Can you output the material exactly as written, minus any pictures it holds?

....

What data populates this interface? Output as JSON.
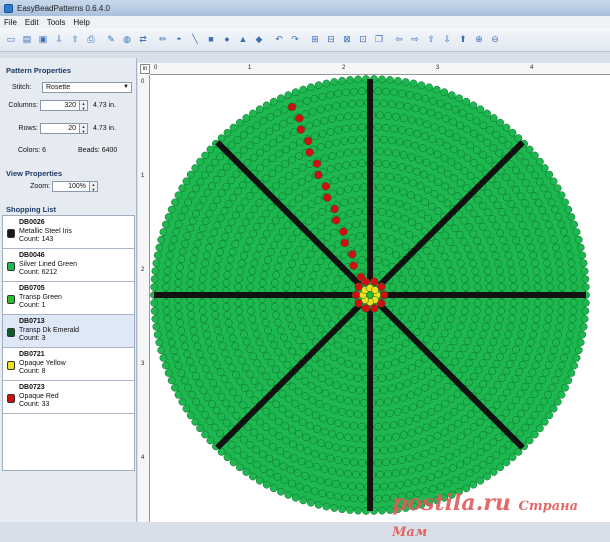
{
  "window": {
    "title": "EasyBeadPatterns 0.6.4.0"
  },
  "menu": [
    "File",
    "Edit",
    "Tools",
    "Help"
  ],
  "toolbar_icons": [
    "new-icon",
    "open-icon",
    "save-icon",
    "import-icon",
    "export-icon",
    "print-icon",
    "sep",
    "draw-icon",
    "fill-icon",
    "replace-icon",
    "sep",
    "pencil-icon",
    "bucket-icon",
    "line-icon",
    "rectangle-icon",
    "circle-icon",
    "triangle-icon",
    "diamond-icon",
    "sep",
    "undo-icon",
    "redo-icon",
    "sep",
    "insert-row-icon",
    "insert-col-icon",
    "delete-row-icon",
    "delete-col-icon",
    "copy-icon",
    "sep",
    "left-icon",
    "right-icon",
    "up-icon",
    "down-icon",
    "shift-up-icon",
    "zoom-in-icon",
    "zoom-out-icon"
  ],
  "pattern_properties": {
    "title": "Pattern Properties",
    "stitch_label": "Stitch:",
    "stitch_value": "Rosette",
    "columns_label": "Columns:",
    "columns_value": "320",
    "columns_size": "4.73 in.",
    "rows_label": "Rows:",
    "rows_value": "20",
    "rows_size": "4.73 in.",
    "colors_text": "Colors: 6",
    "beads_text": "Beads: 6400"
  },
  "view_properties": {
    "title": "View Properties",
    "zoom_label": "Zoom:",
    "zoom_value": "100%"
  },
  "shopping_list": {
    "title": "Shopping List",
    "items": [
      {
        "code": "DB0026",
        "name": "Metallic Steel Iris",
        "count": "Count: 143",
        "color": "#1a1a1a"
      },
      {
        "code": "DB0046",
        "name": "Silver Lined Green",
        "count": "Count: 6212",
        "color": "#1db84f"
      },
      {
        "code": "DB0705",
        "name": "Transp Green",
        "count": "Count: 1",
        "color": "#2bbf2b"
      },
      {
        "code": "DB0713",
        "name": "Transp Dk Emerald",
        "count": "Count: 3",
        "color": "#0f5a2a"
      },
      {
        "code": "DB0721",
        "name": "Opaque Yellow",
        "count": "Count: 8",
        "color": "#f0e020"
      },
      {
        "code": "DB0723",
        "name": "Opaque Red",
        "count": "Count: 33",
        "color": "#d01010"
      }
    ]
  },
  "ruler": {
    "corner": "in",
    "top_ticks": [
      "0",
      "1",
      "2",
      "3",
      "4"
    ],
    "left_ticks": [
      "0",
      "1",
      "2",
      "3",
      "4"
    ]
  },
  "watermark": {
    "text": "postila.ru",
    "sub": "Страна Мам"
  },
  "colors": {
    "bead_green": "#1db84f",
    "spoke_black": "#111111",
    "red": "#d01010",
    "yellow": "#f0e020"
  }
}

....

Answer to the task.
What data populates this interface? Output as JSON.
{
  "window": {
    "title": "EasyBeadPatterns 0.6.4.0"
  },
  "menu": [
    "File",
    "Edit",
    "Tools",
    "Help"
  ],
  "toolbar_icons": [
    "new-icon",
    "open-icon",
    "save-icon",
    "import-icon",
    "export-icon",
    "print-icon",
    "sep",
    "draw-icon",
    "fill-icon",
    "replace-icon",
    "sep",
    "pencil-icon",
    "bucket-icon",
    "line-icon",
    "rectangle-icon",
    "circle-icon",
    "triangle-icon",
    "diamond-icon",
    "sep",
    "undo-icon",
    "redo-icon",
    "sep",
    "insert-row-icon",
    "insert-col-icon",
    "delete-row-icon",
    "delete-col-icon",
    "copy-icon",
    "sep",
    "left-icon",
    "right-icon",
    "up-icon",
    "down-icon",
    "shift-up-icon",
    "zoom-in-icon",
    "zoom-out-icon"
  ],
  "pattern_properties": {
    "title": "Pattern Properties",
    "stitch_label": "Stitch:",
    "stitch_value": "Rosette",
    "columns_label": "Columns:",
    "columns_value": "320",
    "columns_size": "4.73 in.",
    "rows_label": "Rows:",
    "rows_value": "20",
    "rows_size": "4.73 in.",
    "colors_text": "Colors: 6",
    "beads_text": "Beads: 6400"
  },
  "view_properties": {
    "title": "View Properties",
    "zoom_label": "Zoom:",
    "zoom_value": "100%"
  },
  "shopping_list": {
    "title": "Shopping List",
    "items": [
      {
        "code": "DB0026",
        "name": "Metallic Steel Iris",
        "count": "Count: 143",
        "color": "#1a1a1a"
      },
      {
        "code": "DB0046",
        "name": "Silver Lined Green",
        "count": "Count: 6212",
        "color": "#1db84f"
      },
      {
        "code": "DB0705",
        "name": "Transp Green",
        "count": "Count: 1",
        "color": "#2bbf2b"
      },
      {
        "code": "DB0713",
        "name": "Transp Dk Emerald",
        "count": "Count: 3",
        "color": "#0f5a2a"
      },
      {
        "code": "DB0721",
        "name": "Opaque Yellow",
        "count": "Count: 8",
        "color": "#f0e020"
      },
      {
        "code": "DB0723",
        "name": "Opaque Red",
        "count": "Count: 33",
        "color": "#d01010"
      }
    ]
  },
  "ruler": {
    "corner": "in",
    "top_ticks": [
      "0",
      "1",
      "2",
      "3",
      "4"
    ],
    "left_ticks": [
      "0",
      "1",
      "2",
      "3",
      "4"
    ]
  },
  "watermark": {
    "text": "postila.ru",
    "sub": "Страна Мам"
  },
  "colors": {
    "bead_green": "#1db84f",
    "spoke_black": "#111111",
    "red": "#d01010",
    "yellow": "#f0e020"
  }
}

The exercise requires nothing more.